Job – Leave out the pictures and repeat every record exactly.

Supplied data –
----------

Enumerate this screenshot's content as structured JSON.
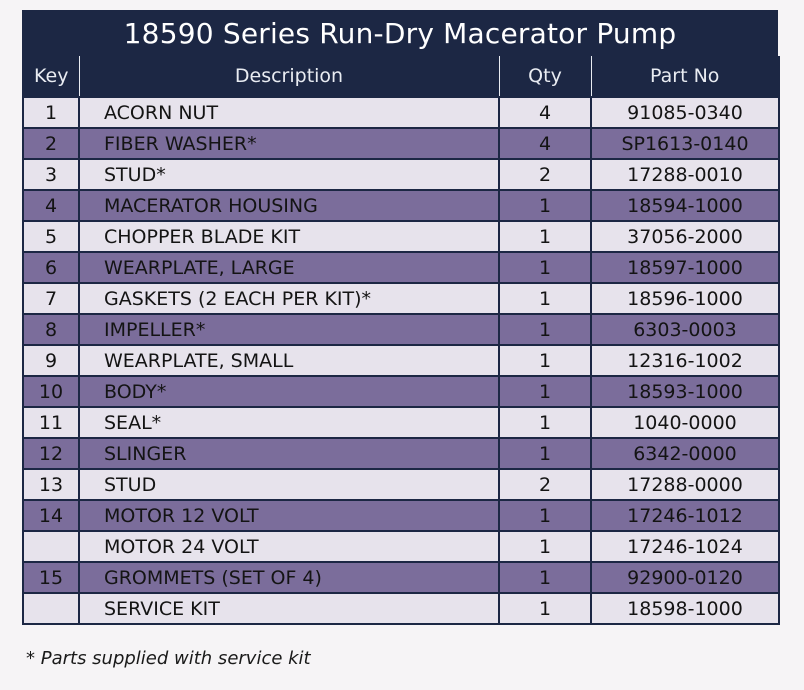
{
  "title": "18590 Series Run-Dry Macerator Pump",
  "headers": {
    "key": "Key",
    "description": "Description",
    "qty": "Qty",
    "part_no": "Part No"
  },
  "rows": [
    {
      "key": "1",
      "description": "ACORN NUT",
      "qty": "4",
      "part_no": "91085-0340"
    },
    {
      "key": "2",
      "description": "FIBER WASHER*",
      "qty": "4",
      "part_no": "SP1613-0140"
    },
    {
      "key": "3",
      "description": "STUD*",
      "qty": "2",
      "part_no": "17288-0010"
    },
    {
      "key": "4",
      "description": "MACERATOR HOUSING",
      "qty": "1",
      "part_no": "18594-1000"
    },
    {
      "key": "5",
      "description": "CHOPPER BLADE KIT",
      "qty": "1",
      "part_no": "37056-2000"
    },
    {
      "key": "6",
      "description": "WEARPLATE, LARGE",
      "qty": "1",
      "part_no": "18597-1000"
    },
    {
      "key": "7",
      "description": "GASKETS (2 EACH PER KIT)*",
      "qty": "1",
      "part_no": "18596-1000"
    },
    {
      "key": "8",
      "description": "IMPELLER*",
      "qty": "1",
      "part_no": "6303-0003"
    },
    {
      "key": "9",
      "description": "WEARPLATE, SMALL",
      "qty": "1",
      "part_no": "12316-1002"
    },
    {
      "key": "10",
      "description": "BODY*",
      "qty": "1",
      "part_no": "18593-1000"
    },
    {
      "key": "11",
      "description": "SEAL*",
      "qty": "1",
      "part_no": "1040-0000"
    },
    {
      "key": "12",
      "description": "SLINGER",
      "qty": "1",
      "part_no": "6342-0000"
    },
    {
      "key": "13",
      "description": "STUD",
      "qty": "2",
      "part_no": "17288-0000"
    },
    {
      "key": "14",
      "description": "MOTOR 12 VOLT",
      "qty": "1",
      "part_no": "17246-1012"
    },
    {
      "key": "",
      "description": "MOTOR 24 VOLT",
      "qty": "1",
      "part_no": "17246-1024"
    },
    {
      "key": "15",
      "description": "GROMMETS (SET OF 4)",
      "qty": "1",
      "part_no": "92900-0120"
    },
    {
      "key": "",
      "description": "SERVICE KIT",
      "qty": "1",
      "part_no": "18598-1000"
    }
  ],
  "footnote": "* Parts supplied with service kit",
  "colors": {
    "header_bg": "#1c2744",
    "row_light": "#e7e3ec",
    "row_dark": "#7b6d9b"
  }
}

----------

Completed task –
Enumerate this screenshot's content as structured JSON.
{
  "title": "18590 Series Run-Dry Macerator Pump",
  "headers": {
    "key": "Key",
    "description": "Description",
    "qty": "Qty",
    "part_no": "Part No"
  },
  "rows": [
    {
      "key": "1",
      "description": "ACORN NUT",
      "qty": "4",
      "part_no": "91085-0340"
    },
    {
      "key": "2",
      "description": "FIBER WASHER*",
      "qty": "4",
      "part_no": "SP1613-0140"
    },
    {
      "key": "3",
      "description": "STUD*",
      "qty": "2",
      "part_no": "17288-0010"
    },
    {
      "key": "4",
      "description": "MACERATOR HOUSING",
      "qty": "1",
      "part_no": "18594-1000"
    },
    {
      "key": "5",
      "description": "CHOPPER BLADE KIT",
      "qty": "1",
      "part_no": "37056-2000"
    },
    {
      "key": "6",
      "description": "WEARPLATE, LARGE",
      "qty": "1",
      "part_no": "18597-1000"
    },
    {
      "key": "7",
      "description": "GASKETS (2 EACH PER KIT)*",
      "qty": "1",
      "part_no": "18596-1000"
    },
    {
      "key": "8",
      "description": "IMPELLER*",
      "qty": "1",
      "part_no": "6303-0003"
    },
    {
      "key": "9",
      "description": "WEARPLATE, SMALL",
      "qty": "1",
      "part_no": "12316-1002"
    },
    {
      "key": "10",
      "description": "BODY*",
      "qty": "1",
      "part_no": "18593-1000"
    },
    {
      "key": "11",
      "description": "SEAL*",
      "qty": "1",
      "part_no": "1040-0000"
    },
    {
      "key": "12",
      "description": "SLINGER",
      "qty": "1",
      "part_no": "6342-0000"
    },
    {
      "key": "13",
      "description": "STUD",
      "qty": "2",
      "part_no": "17288-0000"
    },
    {
      "key": "14",
      "description": "MOTOR 12 VOLT",
      "qty": "1",
      "part_no": "17246-1012"
    },
    {
      "key": "",
      "description": "MOTOR 24 VOLT",
      "qty": "1",
      "part_no": "17246-1024"
    },
    {
      "key": "15",
      "description": "GROMMETS (SET OF 4)",
      "qty": "1",
      "part_no": "92900-0120"
    },
    {
      "key": "",
      "description": "SERVICE KIT",
      "qty": "1",
      "part_no": "18598-1000"
    }
  ],
  "footnote": "* Parts supplied with service kit",
  "colors": {
    "header_bg": "#1c2744",
    "row_light": "#e7e3ec",
    "row_dark": "#7b6d9b"
  }
}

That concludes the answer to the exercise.